• [The task]
Below is a block of records; return all of them exactly, but without the images.

• [Records supplied]
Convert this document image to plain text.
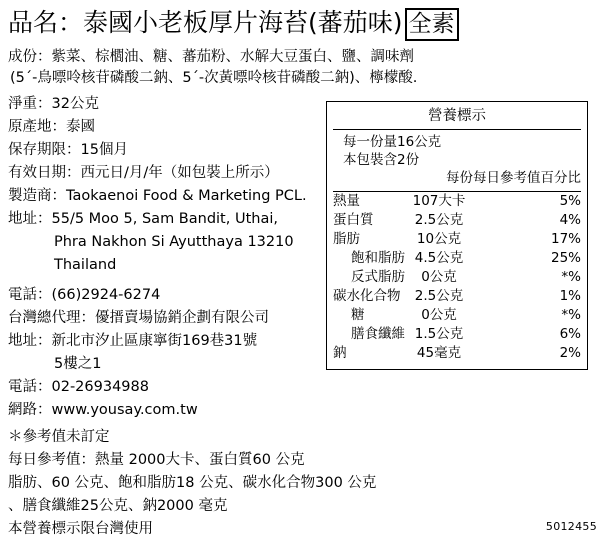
品名：泰國小老板厚片海苔(蕃茄味) 全素
成份：紫菜、棕櫚油、糖、蕃茄粉、水解大豆蛋白、鹽、調味劑
(5´-鳥嘌呤核苷磷酸二鈉、5´-次黃嘌呤核苷磷酸二鈉)、檸檬酸.
淨重：32公克
原產地：泰國
保存期限：15個月
有效日期：西元日/月/年（如包裝上所示）
製造商：Taokaenoi Food & Marketing PCL.
地址：55/5 Moo 5, Sam Bandit, Uthai,
Phra Nakhon Si Ayutthaya 13210
Thailand
電話：(66)2924-6274
台灣總代理：優搢賣場協銷企劃有限公司
地址：新北市汐止區康寧街169巷31號
5樓之1
電話：02-26934988
網路：www.yousay.com.tw
營養標示
每一份量16公克
本包裝含2份
	每份	每日參考值百分比

熱量	107大卡	5%
蛋白質	2.5公克	4%
脂肪	10公克	17%
飽和脂肪	4.5公克	25%
反式脂肪	0公克	*%
碳水化合物	2.5公克	1%
糖	0公克	*%
膳食纖維	1.5公克	6%
鈉	45毫克	2%
＊參考值未訂定
每日參考值：熱量 2000大卡、蛋白質60 公克
脂肪、60 公克、飽和脂肪18 公克、碳水化合物300 公克
、膳食纖維25公克、鈉2000 毫克
本營養標示限台灣使用	5012455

• [Completed task]
Convert this document image to plain text.
品名：泰國小老板厚片海苔(蕃茄味) 全素
成份：紫菜、棕櫚油、糖、蕃茄粉、水解大豆蛋白、鹽、調味劑
(5´-鳥嘌呤核苷磷酸二鈉、5´-次黃嘌呤核苷磷酸二鈉)、檸檬酸.
淨重：32公克
原產地：泰國
保存期限：15個月
有效日期：西元日/月/年（如包裝上所示）
製造商：Taokaenoi Food & Marketing PCL.
地址：55/5 Moo 5, Sam Bandit, Uthai,
Phra Nakhon Si Ayutthaya 13210
Thailand
電話：(66)2924-6274
台灣總代理：優搢賣場協銷企劃有限公司
地址：新北市汐止區康寧街169巷31號
5樓之1
電話：02-26934988
網路：www.yousay.com.tw
營養標示
每一份量16公克
本包裝含2份
	每份	每日參考值百分比

熱量	107大卡	5%
蛋白質	2.5公克	4%
脂肪	10公克	17%
飽和脂肪	4.5公克	25%
反式脂肪	0公克	*%
碳水化合物	2.5公克	1%
糖	0公克	*%
膳食纖維	1.5公克	6%
鈉	45毫克	2%
＊參考值未訂定
每日參考值：熱量 2000大卡、蛋白質60 公克
脂肪、60 公克、飽和脂肪18 公克、碳水化合物300 公克
、膳食纖維25公克、鈉2000 毫克
本營養標示限台灣使用	5012455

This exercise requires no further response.